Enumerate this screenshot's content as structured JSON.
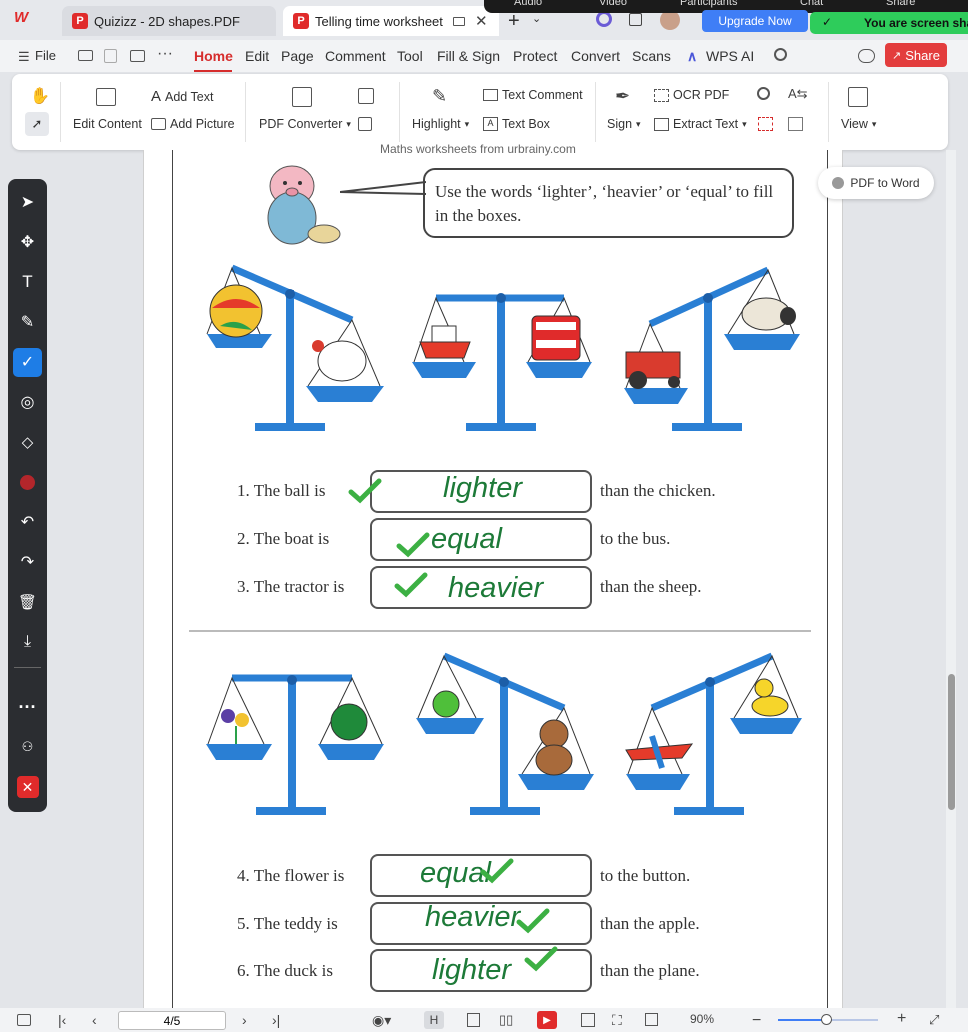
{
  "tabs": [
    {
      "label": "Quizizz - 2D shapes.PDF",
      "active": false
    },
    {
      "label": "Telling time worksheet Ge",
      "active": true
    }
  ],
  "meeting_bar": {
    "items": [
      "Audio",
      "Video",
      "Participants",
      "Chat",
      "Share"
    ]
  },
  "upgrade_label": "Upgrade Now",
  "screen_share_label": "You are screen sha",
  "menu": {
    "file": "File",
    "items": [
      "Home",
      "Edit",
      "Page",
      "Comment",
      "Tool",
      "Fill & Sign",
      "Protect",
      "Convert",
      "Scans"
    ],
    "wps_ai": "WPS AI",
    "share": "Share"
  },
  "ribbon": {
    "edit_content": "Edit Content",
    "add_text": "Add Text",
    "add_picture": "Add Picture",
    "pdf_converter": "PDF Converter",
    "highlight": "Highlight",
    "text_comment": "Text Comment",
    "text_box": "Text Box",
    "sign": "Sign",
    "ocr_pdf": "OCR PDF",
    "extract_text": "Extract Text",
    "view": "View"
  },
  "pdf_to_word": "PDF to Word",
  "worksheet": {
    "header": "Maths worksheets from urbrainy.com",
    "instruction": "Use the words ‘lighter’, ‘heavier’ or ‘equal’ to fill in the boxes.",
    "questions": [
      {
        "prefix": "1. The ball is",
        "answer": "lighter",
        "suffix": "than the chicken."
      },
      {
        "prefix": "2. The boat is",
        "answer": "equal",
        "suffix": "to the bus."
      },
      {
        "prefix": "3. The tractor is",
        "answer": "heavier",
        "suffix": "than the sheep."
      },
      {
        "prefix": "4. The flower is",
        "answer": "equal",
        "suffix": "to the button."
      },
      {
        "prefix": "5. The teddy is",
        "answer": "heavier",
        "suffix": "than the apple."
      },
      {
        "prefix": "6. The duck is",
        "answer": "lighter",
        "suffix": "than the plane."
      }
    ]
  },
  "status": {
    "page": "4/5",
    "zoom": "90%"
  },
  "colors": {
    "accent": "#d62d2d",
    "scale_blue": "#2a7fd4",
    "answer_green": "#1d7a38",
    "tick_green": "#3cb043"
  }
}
________________________________________
> _Prompt_: Copy the records above exactly, leaving out every picture.

> _The response_:
Enumerate this screenshot's content as structured JSON.
{
  "tabs": [
    {
      "label": "Quizizz - 2D shapes.PDF",
      "active": false
    },
    {
      "label": "Telling time worksheet Ge",
      "active": true
    }
  ],
  "meeting_bar": {
    "items": [
      "Audio",
      "Video",
      "Participants",
      "Chat",
      "Share"
    ]
  },
  "upgrade_label": "Upgrade Now",
  "screen_share_label": "You are screen sha",
  "menu": {
    "file": "File",
    "items": [
      "Home",
      "Edit",
      "Page",
      "Comment",
      "Tool",
      "Fill & Sign",
      "Protect",
      "Convert",
      "Scans"
    ],
    "wps_ai": "WPS AI",
    "share": "Share"
  },
  "ribbon": {
    "edit_content": "Edit Content",
    "add_text": "Add Text",
    "add_picture": "Add Picture",
    "pdf_converter": "PDF Converter",
    "highlight": "Highlight",
    "text_comment": "Text Comment",
    "text_box": "Text Box",
    "sign": "Sign",
    "ocr_pdf": "OCR PDF",
    "extract_text": "Extract Text",
    "view": "View"
  },
  "pdf_to_word": "PDF to Word",
  "worksheet": {
    "header": "Maths worksheets from urbrainy.com",
    "instruction": "Use the words ‘lighter’, ‘heavier’ or ‘equal’ to fill in the boxes.",
    "questions": [
      {
        "prefix": "1. The ball is",
        "answer": "lighter",
        "suffix": "than the chicken."
      },
      {
        "prefix": "2. The boat is",
        "answer": "equal",
        "suffix": "to the bus."
      },
      {
        "prefix": "3. The tractor is",
        "answer": "heavier",
        "suffix": "than the sheep."
      },
      {
        "prefix": "4. The flower is",
        "answer": "equal",
        "suffix": "to the button."
      },
      {
        "prefix": "5. The teddy is",
        "answer": "heavier",
        "suffix": "than the apple."
      },
      {
        "prefix": "6. The duck is",
        "answer": "lighter",
        "suffix": "than the plane."
      }
    ]
  },
  "status": {
    "page": "4/5",
    "zoom": "90%"
  },
  "colors": {
    "accent": "#d62d2d",
    "scale_blue": "#2a7fd4",
    "answer_green": "#1d7a38",
    "tick_green": "#3cb043"
  }
}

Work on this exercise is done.